* _What the task asks_:
Return the listing below in full, with every line exactly as it is.

#### Records provided ####

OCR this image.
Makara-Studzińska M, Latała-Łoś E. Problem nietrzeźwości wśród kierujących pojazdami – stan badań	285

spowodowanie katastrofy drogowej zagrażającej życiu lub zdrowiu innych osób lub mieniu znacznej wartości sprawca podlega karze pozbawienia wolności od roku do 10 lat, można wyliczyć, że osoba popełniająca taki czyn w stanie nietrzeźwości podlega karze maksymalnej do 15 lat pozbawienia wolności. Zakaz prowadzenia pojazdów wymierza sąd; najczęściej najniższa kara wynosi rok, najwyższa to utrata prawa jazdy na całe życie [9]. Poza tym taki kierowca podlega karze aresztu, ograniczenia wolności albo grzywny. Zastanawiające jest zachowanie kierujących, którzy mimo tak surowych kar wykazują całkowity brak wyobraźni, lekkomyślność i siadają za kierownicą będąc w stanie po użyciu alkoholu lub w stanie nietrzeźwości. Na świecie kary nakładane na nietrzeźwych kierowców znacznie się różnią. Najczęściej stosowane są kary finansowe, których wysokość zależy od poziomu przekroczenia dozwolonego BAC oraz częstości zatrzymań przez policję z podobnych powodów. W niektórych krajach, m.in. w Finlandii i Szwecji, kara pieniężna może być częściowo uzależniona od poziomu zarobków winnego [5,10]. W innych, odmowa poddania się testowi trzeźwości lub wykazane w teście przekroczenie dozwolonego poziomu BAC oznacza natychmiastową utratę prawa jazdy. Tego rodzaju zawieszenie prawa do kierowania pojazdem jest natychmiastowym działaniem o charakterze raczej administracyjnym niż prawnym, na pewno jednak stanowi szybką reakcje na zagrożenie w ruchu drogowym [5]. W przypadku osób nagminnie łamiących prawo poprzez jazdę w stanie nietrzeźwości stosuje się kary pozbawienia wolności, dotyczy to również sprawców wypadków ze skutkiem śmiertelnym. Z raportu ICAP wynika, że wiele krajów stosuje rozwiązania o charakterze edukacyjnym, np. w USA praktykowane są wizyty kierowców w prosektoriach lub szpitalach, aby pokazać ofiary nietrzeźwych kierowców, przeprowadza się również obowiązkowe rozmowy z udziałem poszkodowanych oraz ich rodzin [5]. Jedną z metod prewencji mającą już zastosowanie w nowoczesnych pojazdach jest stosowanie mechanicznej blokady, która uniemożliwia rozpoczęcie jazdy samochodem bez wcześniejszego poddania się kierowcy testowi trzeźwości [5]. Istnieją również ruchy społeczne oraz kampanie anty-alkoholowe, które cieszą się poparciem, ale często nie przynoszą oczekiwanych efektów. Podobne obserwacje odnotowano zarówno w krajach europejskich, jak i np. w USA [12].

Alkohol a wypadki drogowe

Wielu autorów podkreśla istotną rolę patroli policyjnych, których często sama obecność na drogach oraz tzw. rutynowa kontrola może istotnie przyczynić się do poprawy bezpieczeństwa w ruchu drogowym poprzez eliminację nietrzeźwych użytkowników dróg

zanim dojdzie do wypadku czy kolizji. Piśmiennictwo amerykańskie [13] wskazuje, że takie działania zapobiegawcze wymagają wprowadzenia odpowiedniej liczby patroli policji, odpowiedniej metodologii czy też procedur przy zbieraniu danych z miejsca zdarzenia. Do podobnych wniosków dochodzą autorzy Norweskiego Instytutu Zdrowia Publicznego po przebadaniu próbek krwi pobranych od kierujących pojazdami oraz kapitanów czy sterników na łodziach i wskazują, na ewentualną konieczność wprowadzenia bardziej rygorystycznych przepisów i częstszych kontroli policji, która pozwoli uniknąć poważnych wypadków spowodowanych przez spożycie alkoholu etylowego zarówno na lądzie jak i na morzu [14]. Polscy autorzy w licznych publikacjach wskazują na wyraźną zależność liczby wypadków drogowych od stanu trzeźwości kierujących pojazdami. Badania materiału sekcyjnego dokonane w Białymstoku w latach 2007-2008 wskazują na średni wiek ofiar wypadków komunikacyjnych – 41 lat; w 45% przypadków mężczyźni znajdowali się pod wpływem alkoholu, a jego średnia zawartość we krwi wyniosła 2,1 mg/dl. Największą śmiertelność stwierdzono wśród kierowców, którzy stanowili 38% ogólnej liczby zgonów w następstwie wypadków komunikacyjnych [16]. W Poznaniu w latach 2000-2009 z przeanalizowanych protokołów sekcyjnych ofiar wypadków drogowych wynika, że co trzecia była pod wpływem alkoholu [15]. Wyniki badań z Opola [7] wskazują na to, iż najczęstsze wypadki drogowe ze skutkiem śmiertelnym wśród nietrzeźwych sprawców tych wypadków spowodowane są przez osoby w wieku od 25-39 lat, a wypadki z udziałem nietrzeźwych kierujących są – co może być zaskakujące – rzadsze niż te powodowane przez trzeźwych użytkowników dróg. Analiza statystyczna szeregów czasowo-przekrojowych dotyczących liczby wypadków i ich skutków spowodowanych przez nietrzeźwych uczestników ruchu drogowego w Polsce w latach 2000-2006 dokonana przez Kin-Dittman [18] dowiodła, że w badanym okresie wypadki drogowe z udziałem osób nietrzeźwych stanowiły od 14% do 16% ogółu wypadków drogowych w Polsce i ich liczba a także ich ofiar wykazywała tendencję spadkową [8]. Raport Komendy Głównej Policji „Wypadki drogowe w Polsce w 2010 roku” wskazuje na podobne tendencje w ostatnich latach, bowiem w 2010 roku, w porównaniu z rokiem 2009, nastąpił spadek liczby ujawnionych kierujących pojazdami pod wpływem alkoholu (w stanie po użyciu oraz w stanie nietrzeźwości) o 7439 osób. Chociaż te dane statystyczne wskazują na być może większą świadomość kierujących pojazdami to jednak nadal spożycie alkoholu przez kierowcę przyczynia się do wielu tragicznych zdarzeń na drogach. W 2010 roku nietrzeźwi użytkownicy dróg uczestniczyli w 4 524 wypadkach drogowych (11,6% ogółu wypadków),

####

* _Complete response_:
OCR this image.
Makara-Studzińska M, Latała-Łoś E. Problem nietrzeźwości wśród kierujących pojazdami – stan badań	285

spowodowanie katastrofy drogowej zagrażającej życiu lub zdrowiu innych osób lub mieniu znacznej wartości sprawca podlega karze pozbawienia wolności od roku do 10 lat, można wyliczyć, że osoba popełniająca taki czyn w stanie nietrzeźwości podlega karze maksymalnej do 15 lat pozbawienia wolności. Zakaz prowadzenia pojazdów wymierza sąd; najczęściej najniższa kara wynosi rok, najwyższa to utrata prawa jazdy na całe życie [9]. Poza tym taki kierowca podlega karze aresztu, ograniczenia wolności albo grzywny. Zastanawiające jest zachowanie kierujących, którzy mimo tak surowych kar wykazują całkowity brak wyobraźni, lekkomyślność i siadają za kierownicą będąc w stanie po użyciu alkoholu lub w stanie nietrzeźwości. Na świecie kary nakładane na nietrzeźwych kierowców znacznie się różnią. Najczęściej stosowane są kary finansowe, których wysokość zależy od poziomu przekroczenia dozwolonego BAC oraz częstości zatrzymań przez policję z podobnych powodów. W niektórych krajach, m.in. w Finlandii i Szwecji, kara pieniężna może być częściowo uzależniona od poziomu zarobków winnego [5,10]. W innych, odmowa poddania się testowi trzeźwości lub wykazane w teście przekroczenie dozwolonego poziomu BAC oznacza natychmiastową utratę prawa jazdy. Tego rodzaju zawieszenie prawa do kierowania pojazdem jest natychmiastowym działaniem o charakterze raczej administracyjnym niż prawnym, na pewno jednak stanowi szybką reakcje na zagrożenie w ruchu drogowym [5]. W przypadku osób nagminnie łamiących prawo poprzez jazdę w stanie nietrzeźwości stosuje się kary pozbawienia wolności, dotyczy to również sprawców wypadków ze skutkiem śmiertelnym. Z raportu ICAP wynika, że wiele krajów stosuje rozwiązania o charakterze edukacyjnym, np. w USA praktykowane są wizyty kierowców w prosektoriach lub szpitalach, aby pokazać ofiary nietrzeźwych kierowców, przeprowadza się również obowiązkowe rozmowy z udziałem poszkodowanych oraz ich rodzin [5]. Jedną z metod prewencji mającą już zastosowanie w nowoczesnych pojazdach jest stosowanie mechanicznej blokady, która uniemożliwia rozpoczęcie jazdy samochodem bez wcześniejszego poddania się kierowcy testowi trzeźwości [5]. Istnieją również ruchy społeczne oraz kampanie anty-alkoholowe, które cieszą się poparciem, ale często nie przynoszą oczekiwanych efektów. Podobne obserwacje odnotowano zarówno w krajach europejskich, jak i np. w USA [12].

Alkohol a wypadki drogowe

Wielu autorów podkreśla istotną rolę patroli policyjnych, których często sama obecność na drogach oraz tzw. rutynowa kontrola może istotnie przyczynić się do poprawy bezpieczeństwa w ruchu drogowym poprzez eliminację nietrzeźwych użytkowników dróg

zanim dojdzie do wypadku czy kolizji. Piśmiennictwo amerykańskie [13] wskazuje, że takie działania zapobiegawcze wymagają wprowadzenia odpowiedniej liczby patroli policji, odpowiedniej metodologii czy też procedur przy zbieraniu danych z miejsca zdarzenia. Do podobnych wniosków dochodzą autorzy Norweskiego Instytutu Zdrowia Publicznego po przebadaniu próbek krwi pobranych od kierujących pojazdami oraz kapitanów czy sterników na łodziach i wskazują, na ewentualną konieczność wprowadzenia bardziej rygorystycznych przepisów i częstszych kontroli policji, która pozwoli uniknąć poważnych wypadków spowodowanych przez spożycie alkoholu etylowego zarówno na lądzie jak i na morzu [14]. Polscy autorzy w licznych publikacjach wskazują na wyraźną zależność liczby wypadków drogowych od stanu trzeźwości kierujących pojazdami. Badania materiału sekcyjnego dokonane w Białymstoku w latach 2007-2008 wskazują na średni wiek ofiar wypadków komunikacyjnych – 41 lat; w 45% przypadków mężczyźni znajdowali się pod wpływem alkoholu, a jego średnia zawartość we krwi wyniosła 2,1 mg/dl. Największą śmiertelność stwierdzono wśród kierowców, którzy stanowili 38% ogólnej liczby zgonów w następstwie wypadków komunikacyjnych [16]. W Poznaniu w latach 2000-2009 z przeanalizowanych protokołów sekcyjnych ofiar wypadków drogowych wynika, że co trzecia była pod wpływem alkoholu [15]. Wyniki badań z Opola [7] wskazują na to, iż najczęstsze wypadki drogowe ze skutkiem śmiertelnym wśród nietrzeźwych sprawców tych wypadków spowodowane są przez osoby w wieku od 25-39 lat, a wypadki z udziałem nietrzeźwych kierujących są – co może być zaskakujące – rzadsze niż te powodowane przez trzeźwych użytkowników dróg. Analiza statystyczna szeregów czasowo-przekrojowych dotyczących liczby wypadków i ich skutków spowodowanych przez nietrzeźwych uczestników ruchu drogowego w Polsce w latach 2000-2006 dokonana przez Kin-Dittman [18] dowiodła, że w badanym okresie wypadki drogowe z udziałem osób nietrzeźwych stanowiły od 14% do 16% ogółu wypadków drogowych w Polsce i ich liczba a także ich ofiar wykazywała tendencję spadkową [8]. Raport Komendy Głównej Policji „Wypadki drogowe w Polsce w 2010 roku” wskazuje na podobne tendencje w ostatnich latach, bowiem w 2010 roku, w porównaniu z rokiem 2009, nastąpił spadek liczby ujawnionych kierujących pojazdami pod wpływem alkoholu (w stanie po użyciu oraz w stanie nietrzeźwości) o 7439 osób. Chociaż te dane statystyczne wskazują na być może większą świadomość kierujących pojazdami to jednak nadal spożycie alkoholu przez kierowcę przyczynia się do wielu tragicznych zdarzeń na drogach. W 2010 roku nietrzeźwi użytkownicy dróg uczestniczyli w 4 524 wypadkach drogowych (11,6% ogółu wypadków),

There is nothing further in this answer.